STATED PROBLEM: Review the material line by line. Identify and copy every line that contains the string "ylabel".

GIVEN ENTRIES:
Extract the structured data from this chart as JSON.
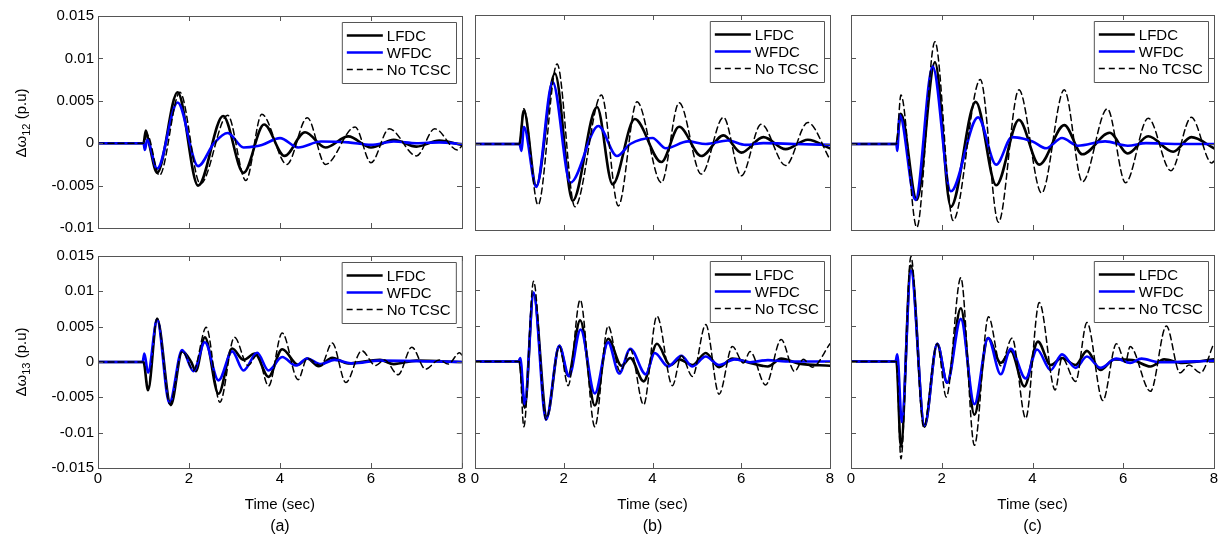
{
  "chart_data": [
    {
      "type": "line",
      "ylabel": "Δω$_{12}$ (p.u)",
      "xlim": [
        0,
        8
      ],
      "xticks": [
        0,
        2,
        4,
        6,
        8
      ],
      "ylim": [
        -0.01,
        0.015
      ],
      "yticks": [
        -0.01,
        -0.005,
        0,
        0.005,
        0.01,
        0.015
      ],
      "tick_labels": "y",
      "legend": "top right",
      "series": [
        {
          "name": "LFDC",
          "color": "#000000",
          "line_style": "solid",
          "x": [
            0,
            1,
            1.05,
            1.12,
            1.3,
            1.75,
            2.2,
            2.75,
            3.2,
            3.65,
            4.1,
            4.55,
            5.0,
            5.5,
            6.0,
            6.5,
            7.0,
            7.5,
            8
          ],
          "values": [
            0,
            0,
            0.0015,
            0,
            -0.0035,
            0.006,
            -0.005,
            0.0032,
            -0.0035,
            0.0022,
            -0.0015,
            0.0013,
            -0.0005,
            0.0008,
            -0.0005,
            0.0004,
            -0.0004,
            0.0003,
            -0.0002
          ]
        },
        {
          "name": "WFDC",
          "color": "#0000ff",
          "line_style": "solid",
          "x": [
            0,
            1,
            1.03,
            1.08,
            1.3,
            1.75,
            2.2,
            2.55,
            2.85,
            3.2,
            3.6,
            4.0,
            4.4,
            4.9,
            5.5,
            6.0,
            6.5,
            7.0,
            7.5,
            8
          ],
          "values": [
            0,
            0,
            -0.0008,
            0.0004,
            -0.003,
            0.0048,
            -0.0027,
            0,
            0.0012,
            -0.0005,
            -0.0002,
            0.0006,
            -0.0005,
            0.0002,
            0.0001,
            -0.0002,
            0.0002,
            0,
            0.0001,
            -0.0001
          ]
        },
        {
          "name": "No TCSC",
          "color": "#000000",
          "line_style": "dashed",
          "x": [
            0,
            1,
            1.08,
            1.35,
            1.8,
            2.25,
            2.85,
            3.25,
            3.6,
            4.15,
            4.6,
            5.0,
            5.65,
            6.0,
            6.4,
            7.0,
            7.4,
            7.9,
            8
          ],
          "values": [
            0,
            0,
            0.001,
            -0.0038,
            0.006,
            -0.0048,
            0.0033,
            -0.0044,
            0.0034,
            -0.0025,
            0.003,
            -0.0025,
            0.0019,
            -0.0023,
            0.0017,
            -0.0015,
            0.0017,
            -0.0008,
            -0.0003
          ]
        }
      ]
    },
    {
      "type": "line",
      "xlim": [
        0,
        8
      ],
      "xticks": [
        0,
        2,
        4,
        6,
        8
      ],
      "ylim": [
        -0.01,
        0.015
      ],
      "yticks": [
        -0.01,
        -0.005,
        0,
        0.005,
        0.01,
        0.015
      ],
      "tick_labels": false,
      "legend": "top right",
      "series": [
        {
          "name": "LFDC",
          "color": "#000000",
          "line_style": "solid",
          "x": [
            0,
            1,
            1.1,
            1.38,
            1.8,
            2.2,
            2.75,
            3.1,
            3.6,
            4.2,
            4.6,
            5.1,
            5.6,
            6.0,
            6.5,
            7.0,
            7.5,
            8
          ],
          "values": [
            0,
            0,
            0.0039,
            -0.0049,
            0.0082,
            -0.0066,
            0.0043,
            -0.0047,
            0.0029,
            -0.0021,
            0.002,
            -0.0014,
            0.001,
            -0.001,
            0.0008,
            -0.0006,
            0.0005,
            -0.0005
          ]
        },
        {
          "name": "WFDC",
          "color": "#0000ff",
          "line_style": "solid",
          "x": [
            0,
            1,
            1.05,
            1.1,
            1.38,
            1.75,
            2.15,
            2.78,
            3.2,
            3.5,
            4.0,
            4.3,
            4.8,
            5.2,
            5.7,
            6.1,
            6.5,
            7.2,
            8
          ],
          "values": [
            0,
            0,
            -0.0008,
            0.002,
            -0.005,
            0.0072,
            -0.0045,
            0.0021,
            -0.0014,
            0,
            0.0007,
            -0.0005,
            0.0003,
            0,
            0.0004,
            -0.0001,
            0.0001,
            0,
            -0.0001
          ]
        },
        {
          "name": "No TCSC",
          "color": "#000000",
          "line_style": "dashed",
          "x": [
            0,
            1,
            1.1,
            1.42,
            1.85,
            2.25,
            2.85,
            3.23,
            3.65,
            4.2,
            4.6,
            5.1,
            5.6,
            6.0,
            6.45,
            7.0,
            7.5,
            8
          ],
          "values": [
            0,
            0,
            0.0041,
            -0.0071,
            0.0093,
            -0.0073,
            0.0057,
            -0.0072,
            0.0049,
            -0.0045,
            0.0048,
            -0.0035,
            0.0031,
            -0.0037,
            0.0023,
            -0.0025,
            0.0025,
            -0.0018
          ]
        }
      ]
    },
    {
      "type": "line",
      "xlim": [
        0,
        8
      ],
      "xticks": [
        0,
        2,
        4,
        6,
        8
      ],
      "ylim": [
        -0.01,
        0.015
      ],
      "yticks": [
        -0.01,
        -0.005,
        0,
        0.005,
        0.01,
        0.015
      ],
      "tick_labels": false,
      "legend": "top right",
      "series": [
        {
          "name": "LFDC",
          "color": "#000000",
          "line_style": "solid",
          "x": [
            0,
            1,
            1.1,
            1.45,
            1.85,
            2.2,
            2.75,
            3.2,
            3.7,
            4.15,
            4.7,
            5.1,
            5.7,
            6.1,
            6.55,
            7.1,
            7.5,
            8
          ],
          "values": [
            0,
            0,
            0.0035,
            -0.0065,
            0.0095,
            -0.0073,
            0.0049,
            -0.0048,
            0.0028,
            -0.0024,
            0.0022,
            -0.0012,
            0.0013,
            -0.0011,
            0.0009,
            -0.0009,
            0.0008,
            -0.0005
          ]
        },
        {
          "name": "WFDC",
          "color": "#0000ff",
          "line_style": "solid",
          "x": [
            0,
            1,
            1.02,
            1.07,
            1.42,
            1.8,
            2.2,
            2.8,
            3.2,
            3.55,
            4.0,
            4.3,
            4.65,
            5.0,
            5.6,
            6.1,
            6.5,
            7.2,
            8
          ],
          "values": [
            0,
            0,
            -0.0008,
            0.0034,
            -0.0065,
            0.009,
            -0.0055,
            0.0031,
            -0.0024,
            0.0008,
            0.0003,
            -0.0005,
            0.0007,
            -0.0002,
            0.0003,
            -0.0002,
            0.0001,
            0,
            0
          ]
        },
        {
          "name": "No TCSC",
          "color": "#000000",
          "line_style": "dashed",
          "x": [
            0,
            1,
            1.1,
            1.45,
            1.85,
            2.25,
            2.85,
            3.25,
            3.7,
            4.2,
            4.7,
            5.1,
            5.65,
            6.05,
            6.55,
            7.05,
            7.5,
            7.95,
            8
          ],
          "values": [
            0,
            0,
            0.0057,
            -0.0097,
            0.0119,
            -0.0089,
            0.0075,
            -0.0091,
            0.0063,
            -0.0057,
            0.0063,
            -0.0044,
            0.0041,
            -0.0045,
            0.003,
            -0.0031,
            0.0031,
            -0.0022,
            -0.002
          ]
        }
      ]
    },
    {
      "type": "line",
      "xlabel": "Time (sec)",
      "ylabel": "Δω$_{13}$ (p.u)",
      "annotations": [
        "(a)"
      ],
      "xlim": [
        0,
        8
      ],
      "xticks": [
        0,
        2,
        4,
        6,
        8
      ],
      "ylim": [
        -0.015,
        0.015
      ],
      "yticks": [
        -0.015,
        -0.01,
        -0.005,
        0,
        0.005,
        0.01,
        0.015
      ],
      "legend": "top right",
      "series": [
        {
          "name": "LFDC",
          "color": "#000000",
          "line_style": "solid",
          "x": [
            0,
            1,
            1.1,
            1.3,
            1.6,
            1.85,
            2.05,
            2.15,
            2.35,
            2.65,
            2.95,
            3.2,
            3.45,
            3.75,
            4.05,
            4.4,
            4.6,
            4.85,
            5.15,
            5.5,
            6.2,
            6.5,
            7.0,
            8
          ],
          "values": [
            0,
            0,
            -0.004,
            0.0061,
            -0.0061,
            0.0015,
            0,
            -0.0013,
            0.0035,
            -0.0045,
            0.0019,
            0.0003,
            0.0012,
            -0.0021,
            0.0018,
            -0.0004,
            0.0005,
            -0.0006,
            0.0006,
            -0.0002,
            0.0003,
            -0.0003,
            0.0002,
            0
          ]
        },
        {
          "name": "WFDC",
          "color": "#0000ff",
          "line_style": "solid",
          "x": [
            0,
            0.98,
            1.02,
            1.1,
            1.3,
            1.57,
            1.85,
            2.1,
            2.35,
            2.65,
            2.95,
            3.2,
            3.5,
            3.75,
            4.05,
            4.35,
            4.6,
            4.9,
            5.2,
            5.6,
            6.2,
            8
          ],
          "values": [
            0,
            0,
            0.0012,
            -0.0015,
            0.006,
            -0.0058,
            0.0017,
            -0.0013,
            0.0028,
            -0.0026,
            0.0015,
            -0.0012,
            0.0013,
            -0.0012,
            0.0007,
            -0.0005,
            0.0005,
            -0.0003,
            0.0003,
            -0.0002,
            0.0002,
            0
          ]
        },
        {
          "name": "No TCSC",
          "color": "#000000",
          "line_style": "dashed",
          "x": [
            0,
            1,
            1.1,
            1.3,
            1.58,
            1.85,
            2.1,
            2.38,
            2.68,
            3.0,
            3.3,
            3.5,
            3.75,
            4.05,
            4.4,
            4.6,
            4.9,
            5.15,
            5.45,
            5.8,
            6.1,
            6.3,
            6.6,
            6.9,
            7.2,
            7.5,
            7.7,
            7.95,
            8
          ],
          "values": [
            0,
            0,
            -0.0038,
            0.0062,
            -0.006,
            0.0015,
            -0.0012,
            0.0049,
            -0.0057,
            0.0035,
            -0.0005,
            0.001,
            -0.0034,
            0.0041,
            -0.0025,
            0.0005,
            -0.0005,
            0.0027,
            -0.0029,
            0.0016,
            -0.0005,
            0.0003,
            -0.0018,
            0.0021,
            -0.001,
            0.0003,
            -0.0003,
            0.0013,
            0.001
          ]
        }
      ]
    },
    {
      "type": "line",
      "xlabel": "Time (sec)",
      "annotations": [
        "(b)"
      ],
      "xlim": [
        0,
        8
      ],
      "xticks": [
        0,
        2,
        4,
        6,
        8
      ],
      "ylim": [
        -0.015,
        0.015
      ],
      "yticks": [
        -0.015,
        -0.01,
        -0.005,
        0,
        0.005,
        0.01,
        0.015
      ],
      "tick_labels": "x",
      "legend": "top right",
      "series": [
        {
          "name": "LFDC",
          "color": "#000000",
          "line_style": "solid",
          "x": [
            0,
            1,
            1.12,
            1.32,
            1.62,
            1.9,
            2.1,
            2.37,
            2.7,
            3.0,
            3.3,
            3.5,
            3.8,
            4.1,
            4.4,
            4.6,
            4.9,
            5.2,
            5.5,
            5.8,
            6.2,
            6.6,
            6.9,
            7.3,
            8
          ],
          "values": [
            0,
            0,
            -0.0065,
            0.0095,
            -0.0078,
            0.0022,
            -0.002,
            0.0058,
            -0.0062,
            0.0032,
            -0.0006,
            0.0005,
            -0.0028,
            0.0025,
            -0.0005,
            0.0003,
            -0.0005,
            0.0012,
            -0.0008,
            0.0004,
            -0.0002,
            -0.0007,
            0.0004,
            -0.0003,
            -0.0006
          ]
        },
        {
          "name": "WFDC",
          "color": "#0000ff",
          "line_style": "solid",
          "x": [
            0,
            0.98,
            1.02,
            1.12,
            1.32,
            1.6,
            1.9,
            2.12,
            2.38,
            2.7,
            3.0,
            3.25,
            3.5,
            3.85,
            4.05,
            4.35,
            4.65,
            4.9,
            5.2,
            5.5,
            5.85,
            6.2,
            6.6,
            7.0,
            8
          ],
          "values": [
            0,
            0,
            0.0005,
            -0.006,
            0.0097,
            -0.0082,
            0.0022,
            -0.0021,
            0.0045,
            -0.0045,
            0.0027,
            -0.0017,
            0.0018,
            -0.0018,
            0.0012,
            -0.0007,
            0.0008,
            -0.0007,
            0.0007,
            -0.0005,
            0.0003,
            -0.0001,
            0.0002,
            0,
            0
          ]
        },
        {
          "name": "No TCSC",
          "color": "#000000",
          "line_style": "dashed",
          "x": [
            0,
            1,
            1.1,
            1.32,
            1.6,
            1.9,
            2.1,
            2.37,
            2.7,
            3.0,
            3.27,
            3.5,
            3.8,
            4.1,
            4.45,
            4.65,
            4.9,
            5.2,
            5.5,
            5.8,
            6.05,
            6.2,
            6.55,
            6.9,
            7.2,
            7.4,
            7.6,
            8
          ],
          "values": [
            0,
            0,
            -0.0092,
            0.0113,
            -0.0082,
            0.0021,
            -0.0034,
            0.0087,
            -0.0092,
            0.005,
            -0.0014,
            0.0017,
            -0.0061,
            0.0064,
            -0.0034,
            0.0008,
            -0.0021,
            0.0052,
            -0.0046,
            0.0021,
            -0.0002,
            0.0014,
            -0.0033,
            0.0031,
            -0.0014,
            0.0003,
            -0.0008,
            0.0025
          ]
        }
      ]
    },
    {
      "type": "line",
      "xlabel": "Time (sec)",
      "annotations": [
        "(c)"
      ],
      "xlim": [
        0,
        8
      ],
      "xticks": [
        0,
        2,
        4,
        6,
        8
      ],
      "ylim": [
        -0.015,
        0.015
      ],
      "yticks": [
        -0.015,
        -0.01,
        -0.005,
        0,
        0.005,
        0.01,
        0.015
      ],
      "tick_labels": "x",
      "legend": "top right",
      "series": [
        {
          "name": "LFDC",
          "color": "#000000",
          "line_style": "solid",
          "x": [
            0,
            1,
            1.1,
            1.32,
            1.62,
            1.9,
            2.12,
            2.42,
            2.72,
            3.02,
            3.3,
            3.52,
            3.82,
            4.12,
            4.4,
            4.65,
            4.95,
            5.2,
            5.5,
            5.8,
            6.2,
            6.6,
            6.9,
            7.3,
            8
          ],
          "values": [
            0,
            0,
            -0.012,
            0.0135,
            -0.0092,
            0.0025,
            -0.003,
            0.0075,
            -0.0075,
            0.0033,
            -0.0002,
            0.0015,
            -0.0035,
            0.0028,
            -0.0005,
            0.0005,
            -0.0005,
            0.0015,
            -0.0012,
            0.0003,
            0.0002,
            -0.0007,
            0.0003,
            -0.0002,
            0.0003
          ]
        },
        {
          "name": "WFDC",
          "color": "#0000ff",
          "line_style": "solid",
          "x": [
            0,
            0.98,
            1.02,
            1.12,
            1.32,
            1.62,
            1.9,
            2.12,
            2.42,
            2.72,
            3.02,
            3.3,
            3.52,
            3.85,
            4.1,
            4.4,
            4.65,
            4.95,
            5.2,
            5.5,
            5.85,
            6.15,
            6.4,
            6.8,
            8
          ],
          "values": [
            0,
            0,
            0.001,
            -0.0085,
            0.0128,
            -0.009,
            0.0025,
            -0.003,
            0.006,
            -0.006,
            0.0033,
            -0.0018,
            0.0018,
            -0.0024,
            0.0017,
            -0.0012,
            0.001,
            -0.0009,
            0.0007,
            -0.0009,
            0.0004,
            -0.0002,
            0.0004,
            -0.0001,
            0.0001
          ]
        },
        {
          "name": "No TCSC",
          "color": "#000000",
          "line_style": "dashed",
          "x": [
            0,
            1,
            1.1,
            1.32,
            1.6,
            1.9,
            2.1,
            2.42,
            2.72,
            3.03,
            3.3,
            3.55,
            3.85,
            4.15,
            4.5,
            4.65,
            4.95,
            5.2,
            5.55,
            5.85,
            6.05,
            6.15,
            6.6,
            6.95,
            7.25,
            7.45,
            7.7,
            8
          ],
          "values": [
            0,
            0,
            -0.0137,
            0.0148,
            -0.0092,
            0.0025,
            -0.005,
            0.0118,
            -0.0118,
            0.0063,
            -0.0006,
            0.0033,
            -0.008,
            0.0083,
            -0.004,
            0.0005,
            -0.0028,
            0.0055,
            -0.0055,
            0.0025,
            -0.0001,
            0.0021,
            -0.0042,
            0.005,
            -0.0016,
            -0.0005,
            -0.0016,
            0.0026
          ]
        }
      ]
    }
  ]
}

...

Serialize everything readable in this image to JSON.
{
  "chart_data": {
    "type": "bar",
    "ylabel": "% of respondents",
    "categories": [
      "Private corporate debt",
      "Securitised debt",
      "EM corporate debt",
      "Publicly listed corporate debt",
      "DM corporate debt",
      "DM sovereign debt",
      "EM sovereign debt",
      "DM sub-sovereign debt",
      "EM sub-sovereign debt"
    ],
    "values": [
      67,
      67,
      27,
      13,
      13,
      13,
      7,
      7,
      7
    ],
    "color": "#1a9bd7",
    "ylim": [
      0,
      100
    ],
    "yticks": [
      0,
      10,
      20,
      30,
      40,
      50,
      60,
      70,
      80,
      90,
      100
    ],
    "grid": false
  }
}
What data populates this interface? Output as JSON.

OUTPUT FOR THIS TASK:
      "ylabel": "Δω$_{12}$ (p.u)",
      "ylabel": "Δω$_{13}$ (p.u)",
    "ylabel": "% of respondents",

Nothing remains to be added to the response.